>> begin DATA ENTRIES
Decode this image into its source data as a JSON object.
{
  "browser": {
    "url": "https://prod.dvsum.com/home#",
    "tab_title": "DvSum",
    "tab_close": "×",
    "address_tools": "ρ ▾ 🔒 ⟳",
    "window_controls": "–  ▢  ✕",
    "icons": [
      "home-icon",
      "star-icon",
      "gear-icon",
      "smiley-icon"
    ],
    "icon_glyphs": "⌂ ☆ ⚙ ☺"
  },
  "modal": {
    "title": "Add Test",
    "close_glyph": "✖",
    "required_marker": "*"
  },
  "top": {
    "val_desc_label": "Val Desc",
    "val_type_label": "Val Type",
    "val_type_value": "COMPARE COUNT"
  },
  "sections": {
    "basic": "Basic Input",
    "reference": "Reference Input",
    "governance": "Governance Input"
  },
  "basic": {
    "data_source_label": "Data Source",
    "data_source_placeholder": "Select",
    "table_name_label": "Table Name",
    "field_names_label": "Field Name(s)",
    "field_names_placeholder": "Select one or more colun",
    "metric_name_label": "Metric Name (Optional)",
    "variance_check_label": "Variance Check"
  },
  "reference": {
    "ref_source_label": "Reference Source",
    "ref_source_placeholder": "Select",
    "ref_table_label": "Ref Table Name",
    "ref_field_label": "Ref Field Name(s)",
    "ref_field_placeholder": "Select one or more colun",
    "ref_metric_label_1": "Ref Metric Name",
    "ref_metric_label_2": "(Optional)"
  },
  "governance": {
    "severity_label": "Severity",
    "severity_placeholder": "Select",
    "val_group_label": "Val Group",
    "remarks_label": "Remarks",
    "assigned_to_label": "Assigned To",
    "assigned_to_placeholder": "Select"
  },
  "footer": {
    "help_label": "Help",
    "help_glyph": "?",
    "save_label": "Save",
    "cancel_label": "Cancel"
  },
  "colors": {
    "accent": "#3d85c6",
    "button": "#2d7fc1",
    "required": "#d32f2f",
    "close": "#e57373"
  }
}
>> end DATA ENTRIES
>> begin DATA ENTRIES
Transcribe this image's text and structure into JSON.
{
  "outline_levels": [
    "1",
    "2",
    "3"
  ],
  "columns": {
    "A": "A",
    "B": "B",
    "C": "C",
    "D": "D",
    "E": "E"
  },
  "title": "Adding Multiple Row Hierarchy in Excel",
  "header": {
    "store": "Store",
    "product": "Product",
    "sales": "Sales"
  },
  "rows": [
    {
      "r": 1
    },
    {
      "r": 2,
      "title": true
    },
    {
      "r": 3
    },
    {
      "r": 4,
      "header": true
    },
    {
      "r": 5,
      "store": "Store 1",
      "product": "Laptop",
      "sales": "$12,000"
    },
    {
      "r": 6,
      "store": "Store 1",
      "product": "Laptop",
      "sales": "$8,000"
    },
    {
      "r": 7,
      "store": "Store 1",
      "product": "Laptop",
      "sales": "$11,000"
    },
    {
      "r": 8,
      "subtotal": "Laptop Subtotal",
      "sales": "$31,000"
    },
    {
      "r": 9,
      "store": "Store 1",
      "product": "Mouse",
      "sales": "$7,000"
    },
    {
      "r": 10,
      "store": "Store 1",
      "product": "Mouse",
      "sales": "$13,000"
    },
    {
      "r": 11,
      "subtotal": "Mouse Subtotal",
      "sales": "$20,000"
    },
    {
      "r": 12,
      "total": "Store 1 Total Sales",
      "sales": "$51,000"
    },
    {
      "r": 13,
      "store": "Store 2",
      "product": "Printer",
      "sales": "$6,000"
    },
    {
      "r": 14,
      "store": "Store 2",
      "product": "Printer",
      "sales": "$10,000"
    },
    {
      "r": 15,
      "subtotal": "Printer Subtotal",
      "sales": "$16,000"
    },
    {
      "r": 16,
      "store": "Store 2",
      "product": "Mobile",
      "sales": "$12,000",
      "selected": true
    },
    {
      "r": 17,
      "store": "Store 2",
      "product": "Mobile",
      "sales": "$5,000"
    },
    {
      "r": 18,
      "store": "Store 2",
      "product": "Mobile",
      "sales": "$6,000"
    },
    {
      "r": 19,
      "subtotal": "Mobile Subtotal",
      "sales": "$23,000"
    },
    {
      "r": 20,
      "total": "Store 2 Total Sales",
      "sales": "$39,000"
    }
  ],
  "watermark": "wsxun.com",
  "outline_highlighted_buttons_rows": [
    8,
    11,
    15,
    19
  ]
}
>> end DATA ENTRIES
:: WHAT TO DO ::
Search the entries for the word "image" and gather every line where it appears.

:: WRITTEN ANSWER ::
Decode this image into its source data as a JSON object.
Transcribe this image's text and structure into JSON.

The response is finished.